TASK TO COMPLETE:
All of the entries need to be written out again, exactly as they are.

GIVEN RECORDS:
— Begin —
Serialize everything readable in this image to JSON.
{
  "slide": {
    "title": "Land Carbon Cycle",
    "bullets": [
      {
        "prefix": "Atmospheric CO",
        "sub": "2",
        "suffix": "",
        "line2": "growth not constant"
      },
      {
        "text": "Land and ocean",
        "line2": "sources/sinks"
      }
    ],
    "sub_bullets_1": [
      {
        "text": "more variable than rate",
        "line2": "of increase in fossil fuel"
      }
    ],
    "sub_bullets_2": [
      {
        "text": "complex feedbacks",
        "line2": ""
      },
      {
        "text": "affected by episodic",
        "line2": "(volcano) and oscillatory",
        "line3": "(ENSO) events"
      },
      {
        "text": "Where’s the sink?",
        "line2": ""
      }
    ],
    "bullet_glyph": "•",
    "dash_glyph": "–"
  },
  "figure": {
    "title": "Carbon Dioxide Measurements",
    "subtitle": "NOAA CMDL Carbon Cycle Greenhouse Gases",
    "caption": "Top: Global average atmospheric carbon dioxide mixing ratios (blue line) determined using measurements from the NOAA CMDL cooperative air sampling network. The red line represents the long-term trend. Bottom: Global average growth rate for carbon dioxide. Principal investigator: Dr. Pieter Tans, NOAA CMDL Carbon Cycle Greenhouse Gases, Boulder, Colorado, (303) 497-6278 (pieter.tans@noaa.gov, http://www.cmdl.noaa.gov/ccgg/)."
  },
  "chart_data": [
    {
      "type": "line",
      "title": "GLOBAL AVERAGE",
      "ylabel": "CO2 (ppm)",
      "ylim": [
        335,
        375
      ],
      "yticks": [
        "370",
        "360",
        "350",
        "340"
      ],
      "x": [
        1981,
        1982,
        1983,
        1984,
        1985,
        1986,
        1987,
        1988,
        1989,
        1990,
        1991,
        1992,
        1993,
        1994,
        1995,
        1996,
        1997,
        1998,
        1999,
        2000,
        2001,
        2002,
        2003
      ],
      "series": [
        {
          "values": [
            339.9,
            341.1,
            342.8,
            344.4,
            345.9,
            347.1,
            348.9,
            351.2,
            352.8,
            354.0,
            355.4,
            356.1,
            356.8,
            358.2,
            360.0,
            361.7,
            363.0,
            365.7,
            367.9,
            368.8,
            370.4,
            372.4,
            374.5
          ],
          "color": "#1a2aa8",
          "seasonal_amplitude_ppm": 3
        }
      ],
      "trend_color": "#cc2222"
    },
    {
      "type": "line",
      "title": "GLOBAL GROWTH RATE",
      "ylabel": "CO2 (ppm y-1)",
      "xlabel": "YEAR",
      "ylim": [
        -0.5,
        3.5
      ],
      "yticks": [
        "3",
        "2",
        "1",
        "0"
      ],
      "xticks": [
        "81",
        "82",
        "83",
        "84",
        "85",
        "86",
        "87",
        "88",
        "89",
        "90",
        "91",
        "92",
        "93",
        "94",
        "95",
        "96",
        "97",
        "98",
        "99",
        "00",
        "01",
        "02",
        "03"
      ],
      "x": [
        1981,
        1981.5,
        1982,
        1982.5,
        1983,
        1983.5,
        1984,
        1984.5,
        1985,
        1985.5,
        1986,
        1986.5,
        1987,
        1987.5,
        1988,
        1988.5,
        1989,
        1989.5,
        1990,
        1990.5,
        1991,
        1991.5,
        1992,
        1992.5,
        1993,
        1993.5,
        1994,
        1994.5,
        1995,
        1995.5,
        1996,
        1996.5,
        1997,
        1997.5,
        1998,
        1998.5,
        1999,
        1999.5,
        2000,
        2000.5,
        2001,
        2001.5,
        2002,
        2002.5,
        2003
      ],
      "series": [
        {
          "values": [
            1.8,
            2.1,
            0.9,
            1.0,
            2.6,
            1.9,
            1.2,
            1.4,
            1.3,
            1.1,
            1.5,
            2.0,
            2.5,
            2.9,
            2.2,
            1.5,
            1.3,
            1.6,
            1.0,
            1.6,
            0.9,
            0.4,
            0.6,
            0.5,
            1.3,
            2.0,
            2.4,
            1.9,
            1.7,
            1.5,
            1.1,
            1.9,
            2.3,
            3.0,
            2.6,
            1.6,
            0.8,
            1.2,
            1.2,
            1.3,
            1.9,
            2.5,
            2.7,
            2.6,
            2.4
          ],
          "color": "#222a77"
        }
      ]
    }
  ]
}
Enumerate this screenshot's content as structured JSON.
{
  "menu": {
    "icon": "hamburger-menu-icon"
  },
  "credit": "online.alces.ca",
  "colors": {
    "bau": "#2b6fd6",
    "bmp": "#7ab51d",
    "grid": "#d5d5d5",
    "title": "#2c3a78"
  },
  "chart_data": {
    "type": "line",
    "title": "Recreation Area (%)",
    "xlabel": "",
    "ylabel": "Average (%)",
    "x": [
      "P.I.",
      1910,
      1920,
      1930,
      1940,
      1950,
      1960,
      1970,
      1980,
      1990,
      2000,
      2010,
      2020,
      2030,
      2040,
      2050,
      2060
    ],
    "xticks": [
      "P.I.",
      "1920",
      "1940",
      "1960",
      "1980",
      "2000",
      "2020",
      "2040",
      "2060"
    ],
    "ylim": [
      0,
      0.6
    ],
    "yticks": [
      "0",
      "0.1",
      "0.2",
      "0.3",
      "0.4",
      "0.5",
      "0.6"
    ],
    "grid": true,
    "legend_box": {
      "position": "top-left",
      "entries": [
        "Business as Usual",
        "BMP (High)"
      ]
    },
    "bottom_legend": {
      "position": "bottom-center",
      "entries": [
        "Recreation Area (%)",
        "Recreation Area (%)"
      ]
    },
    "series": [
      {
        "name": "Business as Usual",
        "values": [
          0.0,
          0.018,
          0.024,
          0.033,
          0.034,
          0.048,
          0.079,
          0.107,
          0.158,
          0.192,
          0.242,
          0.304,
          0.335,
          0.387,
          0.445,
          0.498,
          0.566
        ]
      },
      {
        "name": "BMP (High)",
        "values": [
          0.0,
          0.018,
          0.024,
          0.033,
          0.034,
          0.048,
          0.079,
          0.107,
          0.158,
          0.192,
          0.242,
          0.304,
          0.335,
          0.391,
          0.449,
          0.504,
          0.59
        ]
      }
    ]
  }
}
— End —
THE ANSWER:
Serialize everything readable in this image to JSON.
{
  "slide": {
    "title": "Land Carbon Cycle",
    "bullets": [
      {
        "prefix": "Atmospheric CO",
        "sub": "2",
        "suffix": "",
        "line2": "growth not constant"
      },
      {
        "text": "Land and ocean",
        "line2": "sources/sinks"
      }
    ],
    "sub_bullets_1": [
      {
        "text": "more variable than rate",
        "line2": "of increase in fossil fuel"
      }
    ],
    "sub_bullets_2": [
      {
        "text": "complex feedbacks",
        "line2": ""
      },
      {
        "text": "affected by episodic",
        "line2": "(volcano) and oscillatory",
        "line3": "(ENSO) events"
      },
      {
        "text": "Where’s the sink?",
        "line2": ""
      }
    ],
    "bullet_glyph": "•",
    "dash_glyph": "–"
  },
  "figure": {
    "title": "Carbon Dioxide Measurements",
    "subtitle": "NOAA CMDL Carbon Cycle Greenhouse Gases",
    "caption": "Top: Global average atmospheric carbon dioxide mixing ratios (blue line) determined using measurements from the NOAA CMDL cooperative air sampling network. The red line represents the long-term trend. Bottom: Global average growth rate for carbon dioxide. Principal investigator: Dr. Pieter Tans, NOAA CMDL Carbon Cycle Greenhouse Gases, Boulder, Colorado, (303) 497-6278 (pieter.tans@noaa.gov, http://www.cmdl.noaa.gov/ccgg/)."
  },
  "chart_data": [
    {
      "type": "line",
      "title": "GLOBAL AVERAGE",
      "ylabel": "CO2 (ppm)",
      "ylim": [
        335,
        375
      ],
      "yticks": [
        "370",
        "360",
        "350",
        "340"
      ],
      "x": [
        1981,
        1982,
        1983,
        1984,
        1985,
        1986,
        1987,
        1988,
        1989,
        1990,
        1991,
        1992,
        1993,
        1994,
        1995,
        1996,
        1997,
        1998,
        1999,
        2000,
        2001,
        2002,
        2003
      ],
      "series": [
        {
          "values": [
            339.9,
            341.1,
            342.8,
            344.4,
            345.9,
            347.1,
            348.9,
            351.2,
            352.8,
            354.0,
            355.4,
            356.1,
            356.8,
            358.2,
            360.0,
            361.7,
            363.0,
            365.7,
            367.9,
            368.8,
            370.4,
            372.4,
            374.5
          ],
          "color": "#1a2aa8",
          "seasonal_amplitude_ppm": 3
        }
      ],
      "trend_color": "#cc2222"
    },
    {
      "type": "line",
      "title": "GLOBAL GROWTH RATE",
      "ylabel": "CO2 (ppm y-1)",
      "xlabel": "YEAR",
      "ylim": [
        -0.5,
        3.5
      ],
      "yticks": [
        "3",
        "2",
        "1",
        "0"
      ],
      "xticks": [
        "81",
        "82",
        "83",
        "84",
        "85",
        "86",
        "87",
        "88",
        "89",
        "90",
        "91",
        "92",
        "93",
        "94",
        "95",
        "96",
        "97",
        "98",
        "99",
        "00",
        "01",
        "02",
        "03"
      ],
      "x": [
        1981,
        1981.5,
        1982,
        1982.5,
        1983,
        1983.5,
        1984,
        1984.5,
        1985,
        1985.5,
        1986,
        1986.5,
        1987,
        1987.5,
        1988,
        1988.5,
        1989,
        1989.5,
        1990,
        1990.5,
        1991,
        1991.5,
        1992,
        1992.5,
        1993,
        1993.5,
        1994,
        1994.5,
        1995,
        1995.5,
        1996,
        1996.5,
        1997,
        1997.5,
        1998,
        1998.5,
        1999,
        1999.5,
        2000,
        2000.5,
        2001,
        2001.5,
        2002,
        2002.5,
        2003
      ],
      "series": [
        {
          "values": [
            1.8,
            2.1,
            0.9,
            1.0,
            2.6,
            1.9,
            1.2,
            1.4,
            1.3,
            1.1,
            1.5,
            2.0,
            2.5,
            2.9,
            2.2,
            1.5,
            1.3,
            1.6,
            1.0,
            1.6,
            0.9,
            0.4,
            0.6,
            0.5,
            1.3,
            2.0,
            2.4,
            1.9,
            1.7,
            1.5,
            1.1,
            1.9,
            2.3,
            3.0,
            2.6,
            1.6,
            0.8,
            1.2,
            1.2,
            1.3,
            1.9,
            2.5,
            2.7,
            2.6,
            2.4
          ],
          "color": "#222a77"
        }
      ]
    }
  ]
}
Enumerate this screenshot's content as structured JSON.
{
  "menu": {
    "icon": "hamburger-menu-icon"
  },
  "credit": "online.alces.ca",
  "colors": {
    "bau": "#2b6fd6",
    "bmp": "#7ab51d",
    "grid": "#d5d5d5",
    "title": "#2c3a78"
  },
  "chart_data": {
    "type": "line",
    "title": "Recreation Area (%)",
    "xlabel": "",
    "ylabel": "Average (%)",
    "x": [
      "P.I.",
      1910,
      1920,
      1930,
      1940,
      1950,
      1960,
      1970,
      1980,
      1990,
      2000,
      2010,
      2020,
      2030,
      2040,
      2050,
      2060
    ],
    "xticks": [
      "P.I.",
      "1920",
      "1940",
      "1960",
      "1980",
      "2000",
      "2020",
      "2040",
      "2060"
    ],
    "ylim": [
      0,
      0.6
    ],
    "yticks": [
      "0",
      "0.1",
      "0.2",
      "0.3",
      "0.4",
      "0.5",
      "0.6"
    ],
    "grid": true,
    "legend_box": {
      "position": "top-left",
      "entries": [
        "Business as Usual",
        "BMP (High)"
      ]
    },
    "bottom_legend": {
      "position": "bottom-center",
      "entries": [
        "Recreation Area (%)",
        "Recreation Area (%)"
      ]
    },
    "series": [
      {
        "name": "Business as Usual",
        "values": [
          0.0,
          0.018,
          0.024,
          0.033,
          0.034,
          0.048,
          0.079,
          0.107,
          0.158,
          0.192,
          0.242,
          0.304,
          0.335,
          0.387,
          0.445,
          0.498,
          0.566
        ]
      },
      {
        "name": "BMP (High)",
        "values": [
          0.0,
          0.018,
          0.024,
          0.033,
          0.034,
          0.048,
          0.079,
          0.107,
          0.158,
          0.192,
          0.242,
          0.304,
          0.335,
          0.391,
          0.449,
          0.504,
          0.59
        ]
      }
    ]
  }
}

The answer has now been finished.